What this task involves: Return each entry exactly, with none missing.

Dataset entries:

■ ■ ■

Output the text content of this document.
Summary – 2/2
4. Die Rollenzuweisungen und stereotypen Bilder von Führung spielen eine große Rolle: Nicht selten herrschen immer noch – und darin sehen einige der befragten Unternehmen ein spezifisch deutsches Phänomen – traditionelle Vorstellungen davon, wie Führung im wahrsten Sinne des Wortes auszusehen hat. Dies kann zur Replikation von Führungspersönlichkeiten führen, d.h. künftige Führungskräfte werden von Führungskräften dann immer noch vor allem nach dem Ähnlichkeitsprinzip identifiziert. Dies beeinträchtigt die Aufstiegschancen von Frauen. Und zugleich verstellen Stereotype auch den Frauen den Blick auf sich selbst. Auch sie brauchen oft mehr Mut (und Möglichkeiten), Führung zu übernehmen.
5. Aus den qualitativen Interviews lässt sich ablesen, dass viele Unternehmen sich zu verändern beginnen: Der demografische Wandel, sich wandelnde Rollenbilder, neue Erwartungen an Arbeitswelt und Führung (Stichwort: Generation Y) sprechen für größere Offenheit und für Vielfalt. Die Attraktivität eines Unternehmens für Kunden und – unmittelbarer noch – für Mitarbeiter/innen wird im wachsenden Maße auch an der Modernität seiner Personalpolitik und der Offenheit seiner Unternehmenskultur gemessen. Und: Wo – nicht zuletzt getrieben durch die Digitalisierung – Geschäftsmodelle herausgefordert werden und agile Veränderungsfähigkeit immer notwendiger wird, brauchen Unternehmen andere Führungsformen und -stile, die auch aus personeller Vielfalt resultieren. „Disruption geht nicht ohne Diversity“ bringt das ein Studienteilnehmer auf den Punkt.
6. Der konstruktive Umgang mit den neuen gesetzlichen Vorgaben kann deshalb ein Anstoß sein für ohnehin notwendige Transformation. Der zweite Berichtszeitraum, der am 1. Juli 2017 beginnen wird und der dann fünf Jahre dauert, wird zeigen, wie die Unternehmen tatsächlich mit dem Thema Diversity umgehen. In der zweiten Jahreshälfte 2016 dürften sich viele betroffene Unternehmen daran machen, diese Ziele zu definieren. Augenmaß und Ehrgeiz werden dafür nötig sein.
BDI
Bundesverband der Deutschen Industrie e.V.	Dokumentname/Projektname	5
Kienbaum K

■ ■ ■

Solution:
Output the text content of this document.
Summary – 2/2
4. Die Rollenzuweisungen und stereotypen Bilder von Führung spielen eine große Rolle: Nicht selten herrschen immer noch – und darin sehen einige der befragten Unternehmen ein spezifisch deutsches Phänomen – traditionelle Vorstellungen davon, wie Führung im wahrsten Sinne des Wortes auszusehen hat. Dies kann zur Replikation von Führungspersönlichkeiten führen, d.h. künftige Führungskräfte werden von Führungskräften dann immer noch vor allem nach dem Ähnlichkeitsprinzip identifiziert. Dies beeinträchtigt die Aufstiegschancen von Frauen. Und zugleich verstellen Stereotype auch den Frauen den Blick auf sich selbst. Auch sie brauchen oft mehr Mut (und Möglichkeiten), Führung zu übernehmen.
5. Aus den qualitativen Interviews lässt sich ablesen, dass viele Unternehmen sich zu verändern beginnen: Der demografische Wandel, sich wandelnde Rollenbilder, neue Erwartungen an Arbeitswelt und Führung (Stichwort: Generation Y) sprechen für größere Offenheit und für Vielfalt. Die Attraktivität eines Unternehmens für Kunden und – unmittelbarer noch – für Mitarbeiter/innen wird im wachsenden Maße auch an der Modernität seiner Personalpolitik und der Offenheit seiner Unternehmenskultur gemessen. Und: Wo – nicht zuletzt getrieben durch die Digitalisierung – Geschäftsmodelle herausgefordert werden und agile Veränderungsfähigkeit immer notwendiger wird, brauchen Unternehmen andere Führungsformen und -stile, die auch aus personeller Vielfalt resultieren. „Disruption geht nicht ohne Diversity“ bringt das ein Studienteilnehmer auf den Punkt.
6. Der konstruktive Umgang mit den neuen gesetzlichen Vorgaben kann deshalb ein Anstoß sein für ohnehin notwendige Transformation. Der zweite Berichtszeitraum, der am 1. Juli 2017 beginnen wird und der dann fünf Jahre dauert, wird zeigen, wie die Unternehmen tatsächlich mit dem Thema Diversity umgehen. In der zweiten Jahreshälfte 2016 dürften sich viele betroffene Unternehmen daran machen, diese Ziele zu definieren. Augenmaß und Ehrgeiz werden dafür nötig sein.
BDI
Bundesverband der Deutschen Industrie e.V.	Dokumentname/Projektname	5
Kienbaum K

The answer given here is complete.